* _DIRECTIONS_
Strip the pictures and reproduce the rest of the listing exactly.
====== THE RECORDS
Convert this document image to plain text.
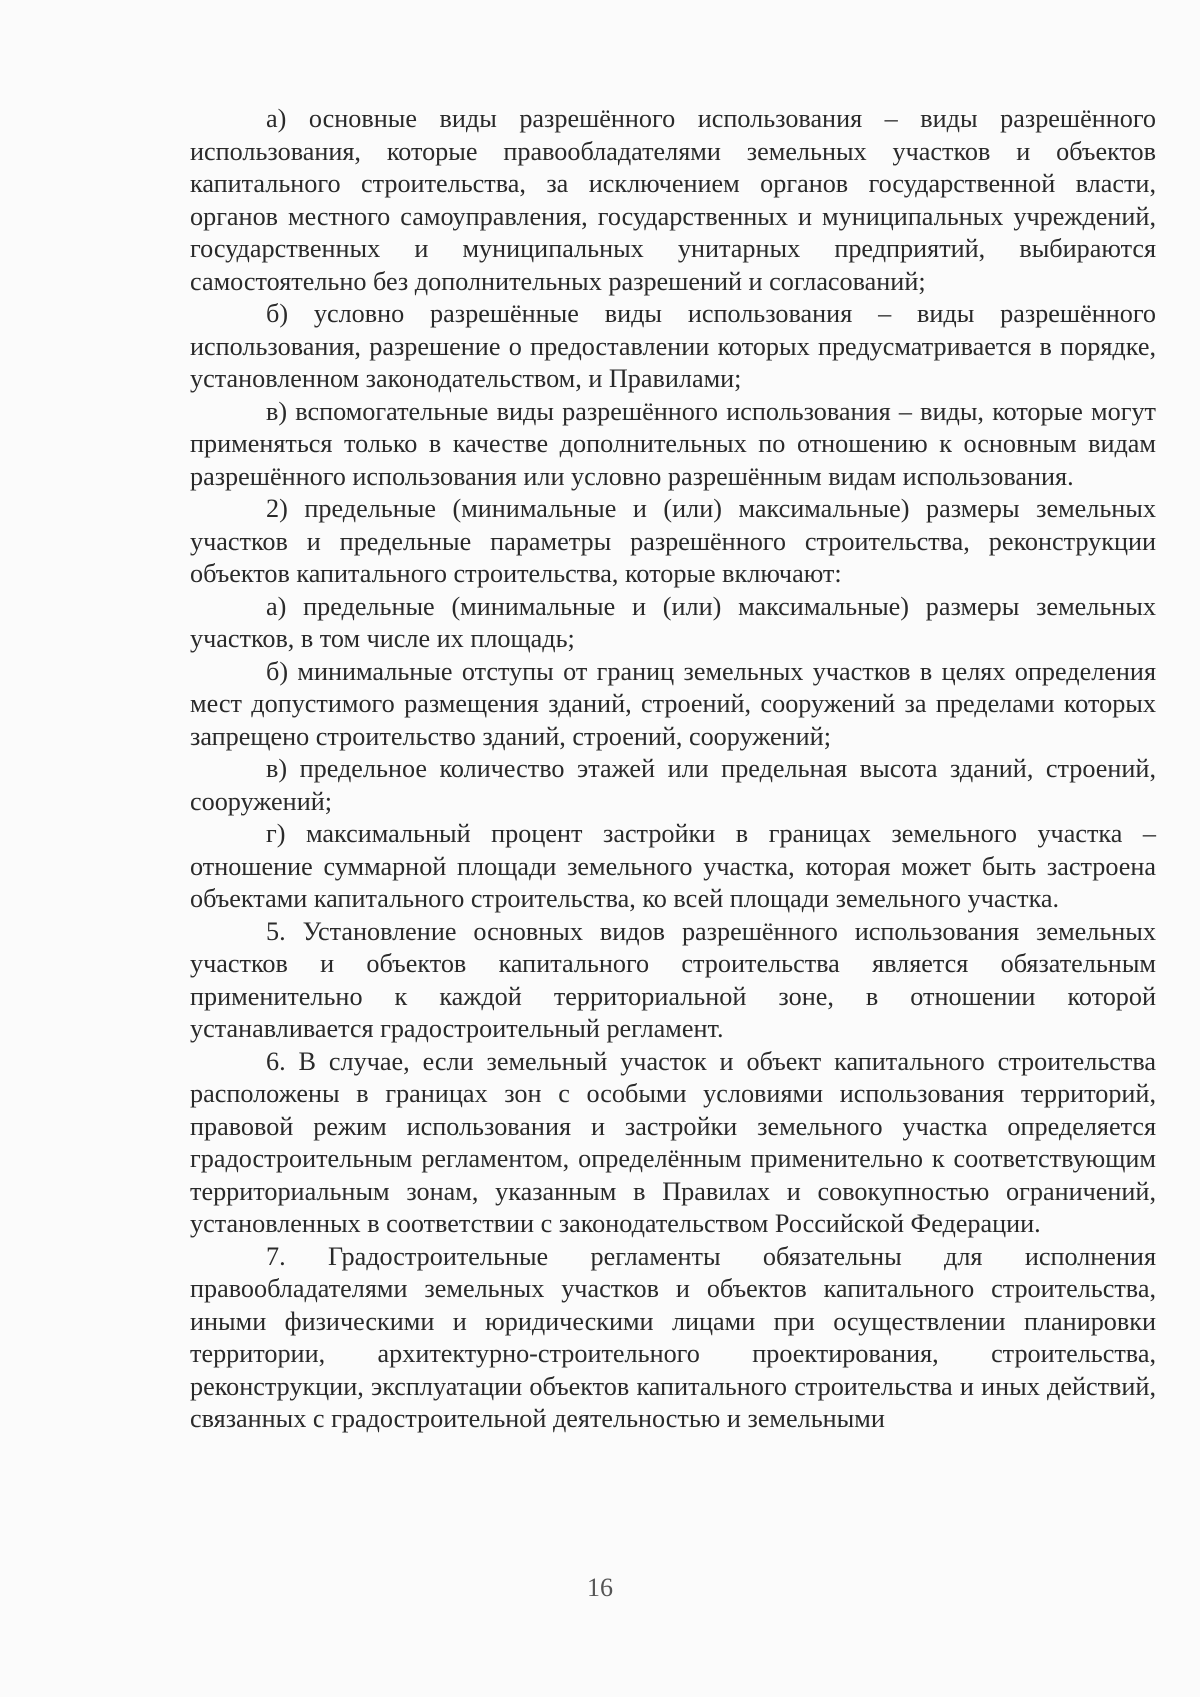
а) основные виды разрешённого использования – виды разрешённого использования, которые правообладателями земельных участков и объектов капитального строительства, за исключением органов государственной власти, органов местного самоуправления, государственных и муниципальных учреждений, государственных и муниципальных унитарных предприятий, выбираются самостоятельно без дополнительных разрешений и согласований;

б) условно разрешённые виды использования – виды разрешённого использования, разрешение о предоставлении которых предусматривается в порядке, установленном законодательством, и Правилами;

в) вспомогательные виды разрешённого использования – виды, которые могут применяться только в качестве дополнительных по отношению к основным видам разрешённого использования или условно разрешённым видам использования.

2) предельные (минимальные и (или) максимальные) размеры земельных участков и предельные параметры разрешённого строительства, реконструкции объектов капитального строительства, которые включают:

а) предельные (минимальные и (или) максимальные) размеры земельных участков, в том числе их площадь;

б) минимальные отступы от границ земельных участков в целях определения мест допустимого размещения зданий, строений, сооружений за пределами которых запрещено строительство зданий, строений, сооружений;

в) предельное количество этажей или предельная высота зданий, строений, сооружений;

г) максимальный процент застройки в границах земельного участка – отношение суммарной площади земельного участка, которая может быть застроена объектами капитального строительства, ко всей площади земельного участка.

5. Установление основных видов разрешённого использования земельных участков и объектов капитального строительства является обязательным применительно к каждой территориальной зоне, в отношении которой устанавливается градостроительный регламент.

6. В случае, если земельный участок и объект капитального строительства расположены в границах зон с особыми условиями использования территорий, правовой режим использования и застройки земельного участка определяется градостроительным регламентом, определённым применительно к соответствующим территориальным зонам, указанным в Правилах и совокупностью ограничений, установленных в соответствии с законодательством Российской Федерации.

7. Градостроительные регламенты обязательны для исполнения правообладателями земельных участков и объектов капитального строительства, иными физическими и юридическими лицами при осуществлении планировки территории, архитектурно-строительного проектирования, строительства, реконструкции, эксплуатации объектов капитального строительства и иных действий, связанных с градостроительной деятельностью и земельными

16
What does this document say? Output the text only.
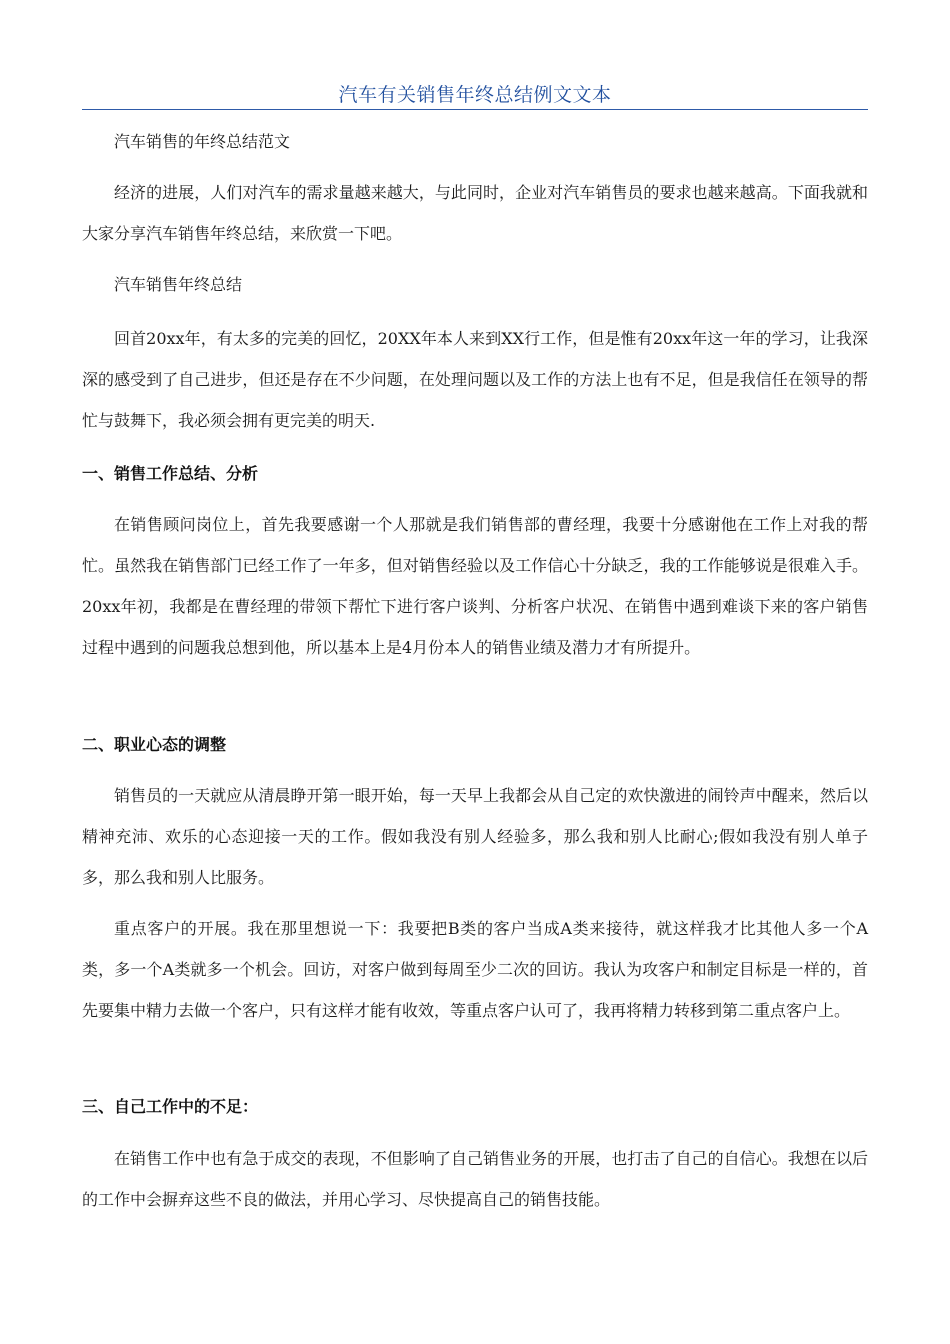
汽车有关销售年终总结例文文本

汽车销售的年终总结范文

经济的进展，人们对汽车的需求量越来越大，与此同时，企业对汽车销售员的要求也越来越高。下面我就和大家分享汽车销售年终总结，来欣赏一下吧。

汽车销售年终总结

回首20xx年，有太多的完美的回忆，20XX年本人来到XX行工作，但是惟有20xx年这一年的学习，让我深深的感受到了自己进步，但还是存在不少问题，在处理问题以及工作的方法上也有不足，但是我信任在领导的帮忙与鼓舞下，我必须会拥有更完美的明天.

一、销售工作总结、分析

在销售顾问岗位上，首先我要感谢一个人那就是我们销售部的曹经理，我要十分感谢他在工作上对我的帮忙。虽然我在销售部门已经工作了一年多，但对销售经验以及工作信心十分缺乏，我的工作能够说是很难入手。20xx年初，我都是在曹经理的带领下帮忙下进行客户谈判、分析客户状况、在销售中遇到难谈下来的客户销售过程中遇到的问题我总想到他，所以基本上是4月份本人的销售业绩及潜力才有所提升。

二、职业心态的调整

销售员的一天就应从清晨睁开第一眼开始，每一天早上我都会从自己定的欢快激进的闹铃声中醒来，然后以精神充沛、欢乐的心态迎接一天的工作。假如我没有别人经验多，那么我和别人比耐心;假如我没有别人单子多，那么我和别人比服务。

重点客户的开展。我在那里想说一下：我要把B类的客户当成A类来接待，就这样我才比其他人多一个A类，多一个A类就多一个机会。回访，对客户做到每周至少二次的回访。我认为攻客户和制定目标是一样的，首先要集中精力去做一个客户，只有这样才能有收效，等重点客户认可了，我再将精力转移到第二重点客户上。

三、自己工作中的不足：

在销售工作中也有急于成交的表现，不但影响了自己销售业务的开展，也打击了自己的自信心。我想在以后的工作中会摒弃这些不良的做法，并用心学习、尽快提高自己的销售技能。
============
* _RESPONSE TO THIS TASK_
Convert this document image to plain text.
а) основные виды разрешённого использования – виды разрешённого использования, которые правообладателями земельных участков и объектов капитального строительства, за исключением органов государственной власти, органов местного самоуправления, государственных и муниципальных учреждений, государственных и муниципальных унитарных предприятий, выбираются самостоятельно без дополнительных разрешений и согласований;

б) условно разрешённые виды использования – виды разрешённого использования, разрешение о предоставлении которых предусматривается в порядке, установленном законодательством, и Правилами;

в) вспомогательные виды разрешённого использования – виды, которые могут применяться только в качестве дополнительных по отношению к основным видам разрешённого использования или условно разрешённым видам использования.

2) предельные (минимальные и (или) максимальные) размеры земельных участков и предельные параметры разрешённого строительства, реконструкции объектов капитального строительства, которые включают:

а) предельные (минимальные и (или) максимальные) размеры земельных участков, в том числе их площадь;

б) минимальные отступы от границ земельных участков в целях определения мест допустимого размещения зданий, строений, сооружений за пределами которых запрещено строительство зданий, строений, сооружений;

в) предельное количество этажей или предельная высота зданий, строений, сооружений;

г) максимальный процент застройки в границах земельного участка – отношение суммарной площади земельного участка, которая может быть застроена объектами капитального строительства, ко всей площади земельного участка.

5. Установление основных видов разрешённого использования земельных участков и объектов капитального строительства является обязательным применительно к каждой территориальной зоне, в отношении которой устанавливается градостроительный регламент.

6. В случае, если земельный участок и объект капитального строительства расположены в границах зон с особыми условиями использования территорий, правовой режим использования и застройки земельного участка определяется градостроительным регламентом, определённым применительно к соответствующим территориальным зонам, указанным в Правилах и совокупностью ограничений, установленных в соответствии с законодательством Российской Федерации.

7. Градостроительные регламенты обязательны для исполнения правообладателями земельных участков и объектов капитального строительства, иными физическими и юридическими лицами при осуществлении планировки территории, архитектурно-строительного проектирования, строительства, реконструкции, эксплуатации объектов капитального строительства и иных действий, связанных с градостроительной деятельностью и земельными

16
What does this document say? Output the text only.
汽车有关销售年终总结例文文本

汽车销售的年终总结范文

经济的进展，人们对汽车的需求量越来越大，与此同时，企业对汽车销售员的要求也越来越高。下面我就和大家分享汽车销售年终总结，来欣赏一下吧。

汽车销售年终总结

回首20xx年，有太多的完美的回忆，20XX年本人来到XX行工作，但是惟有20xx年这一年的学习，让我深深的感受到了自己进步，但还是存在不少问题，在处理问题以及工作的方法上也有不足，但是我信任在领导的帮忙与鼓舞下，我必须会拥有更完美的明天.

一、销售工作总结、分析

在销售顾问岗位上，首先我要感谢一个人那就是我们销售部的曹经理，我要十分感谢他在工作上对我的帮忙。虽然我在销售部门已经工作了一年多，但对销售经验以及工作信心十分缺乏，我的工作能够说是很难入手。20xx年初，我都是在曹经理的带领下帮忙下进行客户谈判、分析客户状况、在销售中遇到难谈下来的客户销售过程中遇到的问题我总想到他，所以基本上是4月份本人的销售业绩及潜力才有所提升。

二、职业心态的调整

销售员的一天就应从清晨睁开第一眼开始，每一天早上我都会从自己定的欢快激进的闹铃声中醒来，然后以精神充沛、欢乐的心态迎接一天的工作。假如我没有别人经验多，那么我和别人比耐心;假如我没有别人单子多，那么我和别人比服务。

重点客户的开展。我在那里想说一下：我要把B类的客户当成A类来接待，就这样我才比其他人多一个A类，多一个A类就多一个机会。回访，对客户做到每周至少二次的回访。我认为攻客户和制定目标是一样的，首先要集中精力去做一个客户，只有这样才能有收效，等重点客户认可了，我再将精力转移到第二重点客户上。

三、自己工作中的不足：

在销售工作中也有急于成交的表现，不但影响了自己销售业务的开展，也打击了自己的自信心。我想在以后的工作中会摒弃这些不良的做法，并用心学习、尽快提高自己的销售技能。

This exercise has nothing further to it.